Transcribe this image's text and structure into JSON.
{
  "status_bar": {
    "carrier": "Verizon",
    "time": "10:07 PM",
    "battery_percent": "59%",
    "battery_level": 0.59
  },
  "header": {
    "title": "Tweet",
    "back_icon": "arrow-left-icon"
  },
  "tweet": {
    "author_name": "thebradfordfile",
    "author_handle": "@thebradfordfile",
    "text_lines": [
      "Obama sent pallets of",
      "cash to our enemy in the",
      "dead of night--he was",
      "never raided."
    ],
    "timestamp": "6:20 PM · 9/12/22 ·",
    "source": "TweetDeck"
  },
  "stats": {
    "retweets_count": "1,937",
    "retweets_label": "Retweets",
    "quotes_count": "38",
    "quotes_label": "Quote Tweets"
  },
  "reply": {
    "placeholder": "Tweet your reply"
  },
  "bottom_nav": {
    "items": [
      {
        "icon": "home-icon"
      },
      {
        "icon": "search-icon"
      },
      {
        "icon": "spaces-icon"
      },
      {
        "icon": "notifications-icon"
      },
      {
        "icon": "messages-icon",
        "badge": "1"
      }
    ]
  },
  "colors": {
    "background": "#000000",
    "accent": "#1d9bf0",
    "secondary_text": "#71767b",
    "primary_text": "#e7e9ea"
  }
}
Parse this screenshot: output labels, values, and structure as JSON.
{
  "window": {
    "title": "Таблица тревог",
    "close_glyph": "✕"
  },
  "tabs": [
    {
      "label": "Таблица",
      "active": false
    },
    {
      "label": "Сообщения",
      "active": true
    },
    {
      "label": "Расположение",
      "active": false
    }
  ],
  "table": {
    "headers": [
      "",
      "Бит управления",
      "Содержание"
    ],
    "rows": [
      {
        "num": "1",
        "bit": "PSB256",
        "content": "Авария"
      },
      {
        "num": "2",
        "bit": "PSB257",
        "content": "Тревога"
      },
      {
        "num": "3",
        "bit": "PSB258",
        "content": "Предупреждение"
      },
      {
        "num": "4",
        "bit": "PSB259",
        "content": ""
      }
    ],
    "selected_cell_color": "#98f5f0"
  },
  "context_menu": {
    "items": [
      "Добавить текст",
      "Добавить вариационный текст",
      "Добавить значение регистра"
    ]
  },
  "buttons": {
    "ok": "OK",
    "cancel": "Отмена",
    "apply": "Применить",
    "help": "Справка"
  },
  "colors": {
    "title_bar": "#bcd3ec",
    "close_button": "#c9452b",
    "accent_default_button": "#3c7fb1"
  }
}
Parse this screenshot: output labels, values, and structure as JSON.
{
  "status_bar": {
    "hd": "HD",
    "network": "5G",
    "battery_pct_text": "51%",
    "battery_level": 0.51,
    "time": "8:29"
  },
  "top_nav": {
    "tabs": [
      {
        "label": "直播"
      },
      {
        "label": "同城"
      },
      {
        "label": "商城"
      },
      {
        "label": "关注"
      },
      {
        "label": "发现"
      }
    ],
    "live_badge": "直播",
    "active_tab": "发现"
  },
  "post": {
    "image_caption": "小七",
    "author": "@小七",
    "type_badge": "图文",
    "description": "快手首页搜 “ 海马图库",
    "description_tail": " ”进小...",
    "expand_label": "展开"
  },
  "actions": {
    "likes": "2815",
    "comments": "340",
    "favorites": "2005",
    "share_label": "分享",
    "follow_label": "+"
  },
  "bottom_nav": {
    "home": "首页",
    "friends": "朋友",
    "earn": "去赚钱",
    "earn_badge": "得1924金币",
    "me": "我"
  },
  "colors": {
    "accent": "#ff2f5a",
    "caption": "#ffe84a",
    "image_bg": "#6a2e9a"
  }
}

--------

### AIM:
Print the whole listing exactly as it is.

### TASK ANSWER:
Transcribe this image's text and structure into JSON.
{
  "status_bar": {
    "carrier": "Verizon",
    "time": "10:07 PM",
    "battery_percent": "59%",
    "battery_level": 0.59
  },
  "header": {
    "title": "Tweet",
    "back_icon": "arrow-left-icon"
  },
  "tweet": {
    "author_name": "thebradfordfile",
    "author_handle": "@thebradfordfile",
    "text_lines": [
      "Obama sent pallets of",
      "cash to our enemy in the",
      "dead of night--he was",
      "never raided."
    ],
    "timestamp": "6:20 PM · 9/12/22 ·",
    "source": "TweetDeck"
  },
  "stats": {
    "retweets_count": "1,937",
    "retweets_label": "Retweets",
    "quotes_count": "38",
    "quotes_label": "Quote Tweets"
  },
  "reply": {
    "placeholder": "Tweet your reply"
  },
  "bottom_nav": {
    "items": [
      {
        "icon": "home-icon"
      },
      {
        "icon": "search-icon"
      },
      {
        "icon": "spaces-icon"
      },
      {
        "icon": "notifications-icon"
      },
      {
        "icon": "messages-icon",
        "badge": "1"
      }
    ]
  },
  "colors": {
    "background": "#000000",
    "accent": "#1d9bf0",
    "secondary_text": "#71767b",
    "primary_text": "#e7e9ea"
  }
}
Parse this screenshot: output labels, values, and structure as JSON.
{
  "window": {
    "title": "Таблица тревог",
    "close_glyph": "✕"
  },
  "tabs": [
    {
      "label": "Таблица",
      "active": false
    },
    {
      "label": "Сообщения",
      "active": true
    },
    {
      "label": "Расположение",
      "active": false
    }
  ],
  "table": {
    "headers": [
      "",
      "Бит управления",
      "Содержание"
    ],
    "rows": [
      {
        "num": "1",
        "bit": "PSB256",
        "content": "Авария"
      },
      {
        "num": "2",
        "bit": "PSB257",
        "content": "Тревога"
      },
      {
        "num": "3",
        "bit": "PSB258",
        "content": "Предупреждение"
      },
      {
        "num": "4",
        "bit": "PSB259",
        "content": ""
      }
    ],
    "selected_cell_color": "#98f5f0"
  },
  "context_menu": {
    "items": [
      "Добавить текст",
      "Добавить вариационный текст",
      "Добавить значение регистра"
    ]
  },
  "buttons": {
    "ok": "OK",
    "cancel": "Отмена",
    "apply": "Применить",
    "help": "Справка"
  },
  "colors": {
    "title_bar": "#bcd3ec",
    "close_button": "#c9452b",
    "accent_default_button": "#3c7fb1"
  }
}
Parse this screenshot: output labels, values, and structure as JSON.
{
  "status_bar": {
    "hd": "HD",
    "network": "5G",
    "battery_pct_text": "51%",
    "battery_level": 0.51,
    "time": "8:29"
  },
  "top_nav": {
    "tabs": [
      {
        "label": "直播"
      },
      {
        "label": "同城"
      },
      {
        "label": "商城"
      },
      {
        "label": "关注"
      },
      {
        "label": "发现"
      }
    ],
    "live_badge": "直播",
    "active_tab": "发现"
  },
  "post": {
    "image_caption": "小七",
    "author": "@小七",
    "type_badge": "图文",
    "description": "快手首页搜 “ 海马图库",
    "description_tail": " ”进小...",
    "expand_label": "展开"
  },
  "actions": {
    "likes": "2815",
    "comments": "340",
    "favorites": "2005",
    "share_label": "分享",
    "follow_label": "+"
  },
  "bottom_nav": {
    "home": "首页",
    "friends": "朋友",
    "earn": "去赚钱",
    "earn_badge": "得1924金币",
    "me": "我"
  },
  "colors": {
    "accent": "#ff2f5a",
    "caption": "#ffe84a",
    "image_bg": "#6a2e9a"
  }
}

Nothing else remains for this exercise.